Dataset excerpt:
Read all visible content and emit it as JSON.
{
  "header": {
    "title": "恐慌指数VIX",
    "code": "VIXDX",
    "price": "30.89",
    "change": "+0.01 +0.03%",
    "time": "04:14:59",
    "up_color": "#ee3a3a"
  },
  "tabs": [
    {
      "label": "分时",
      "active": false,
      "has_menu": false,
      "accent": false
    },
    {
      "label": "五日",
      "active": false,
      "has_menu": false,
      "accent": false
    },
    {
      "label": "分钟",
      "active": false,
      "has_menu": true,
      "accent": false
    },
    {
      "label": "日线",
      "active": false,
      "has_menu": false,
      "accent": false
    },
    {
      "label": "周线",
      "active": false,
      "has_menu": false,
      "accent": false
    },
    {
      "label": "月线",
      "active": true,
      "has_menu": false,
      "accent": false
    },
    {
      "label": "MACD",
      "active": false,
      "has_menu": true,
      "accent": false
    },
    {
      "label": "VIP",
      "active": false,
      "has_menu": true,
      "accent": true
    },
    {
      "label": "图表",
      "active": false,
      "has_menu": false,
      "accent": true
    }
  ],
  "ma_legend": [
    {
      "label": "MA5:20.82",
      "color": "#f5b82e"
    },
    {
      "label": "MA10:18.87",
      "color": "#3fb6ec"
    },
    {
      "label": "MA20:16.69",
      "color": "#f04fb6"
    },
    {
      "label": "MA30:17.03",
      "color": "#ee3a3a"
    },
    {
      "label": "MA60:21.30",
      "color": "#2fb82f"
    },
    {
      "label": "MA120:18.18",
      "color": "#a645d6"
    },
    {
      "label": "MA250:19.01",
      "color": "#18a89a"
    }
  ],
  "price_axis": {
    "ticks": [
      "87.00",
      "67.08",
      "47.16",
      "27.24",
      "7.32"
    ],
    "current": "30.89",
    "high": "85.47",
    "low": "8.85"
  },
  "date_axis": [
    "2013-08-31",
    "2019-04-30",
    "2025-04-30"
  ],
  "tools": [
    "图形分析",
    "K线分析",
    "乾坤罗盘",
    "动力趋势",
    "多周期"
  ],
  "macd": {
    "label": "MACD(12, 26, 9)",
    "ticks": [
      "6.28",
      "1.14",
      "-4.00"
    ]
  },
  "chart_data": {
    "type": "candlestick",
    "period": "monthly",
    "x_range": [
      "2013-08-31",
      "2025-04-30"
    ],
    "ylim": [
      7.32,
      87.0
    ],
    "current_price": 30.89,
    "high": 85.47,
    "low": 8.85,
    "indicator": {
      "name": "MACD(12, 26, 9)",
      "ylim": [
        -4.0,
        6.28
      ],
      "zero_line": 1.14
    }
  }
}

* [WHAT YOU HAVE TO DO]: Output the data above exactly, please, line for line.

* [RESPONSE TO THIS EXERCISE]:
Read all visible content and emit it as JSON.
{
  "header": {
    "title": "恐慌指数VIX",
    "code": "VIXDX",
    "price": "30.89",
    "change": "+0.01 +0.03%",
    "time": "04:14:59",
    "up_color": "#ee3a3a"
  },
  "tabs": [
    {
      "label": "分时",
      "active": false,
      "has_menu": false,
      "accent": false
    },
    {
      "label": "五日",
      "active": false,
      "has_menu": false,
      "accent": false
    },
    {
      "label": "分钟",
      "active": false,
      "has_menu": true,
      "accent": false
    },
    {
      "label": "日线",
      "active": false,
      "has_menu": false,
      "accent": false
    },
    {
      "label": "周线",
      "active": false,
      "has_menu": false,
      "accent": false
    },
    {
      "label": "月线",
      "active": true,
      "has_menu": false,
      "accent": false
    },
    {
      "label": "MACD",
      "active": false,
      "has_menu": true,
      "accent": false
    },
    {
      "label": "VIP",
      "active": false,
      "has_menu": true,
      "accent": true
    },
    {
      "label": "图表",
      "active": false,
      "has_menu": false,
      "accent": true
    }
  ],
  "ma_legend": [
    {
      "label": "MA5:20.82",
      "color": "#f5b82e"
    },
    {
      "label": "MA10:18.87",
      "color": "#3fb6ec"
    },
    {
      "label": "MA20:16.69",
      "color": "#f04fb6"
    },
    {
      "label": "MA30:17.03",
      "color": "#ee3a3a"
    },
    {
      "label": "MA60:21.30",
      "color": "#2fb82f"
    },
    {
      "label": "MA120:18.18",
      "color": "#a645d6"
    },
    {
      "label": "MA250:19.01",
      "color": "#18a89a"
    }
  ],
  "price_axis": {
    "ticks": [
      "87.00",
      "67.08",
      "47.16",
      "27.24",
      "7.32"
    ],
    "current": "30.89",
    "high": "85.47",
    "low": "8.85"
  },
  "date_axis": [
    "2013-08-31",
    "2019-04-30",
    "2025-04-30"
  ],
  "tools": [
    "图形分析",
    "K线分析",
    "乾坤罗盘",
    "动力趋势",
    "多周期"
  ],
  "macd": {
    "label": "MACD(12, 26, 9)",
    "ticks": [
      "6.28",
      "1.14",
      "-4.00"
    ]
  },
  "chart_data": {
    "type": "candlestick",
    "period": "monthly",
    "x_range": [
      "2013-08-31",
      "2025-04-30"
    ],
    "ylim": [
      7.32,
      87.0
    ],
    "current_price": 30.89,
    "high": 85.47,
    "low": 8.85,
    "indicator": {
      "name": "MACD(12, 26, 9)",
      "ylim": [
        -4.0,
        6.28
      ],
      "zero_line": 1.14
    }
  }
}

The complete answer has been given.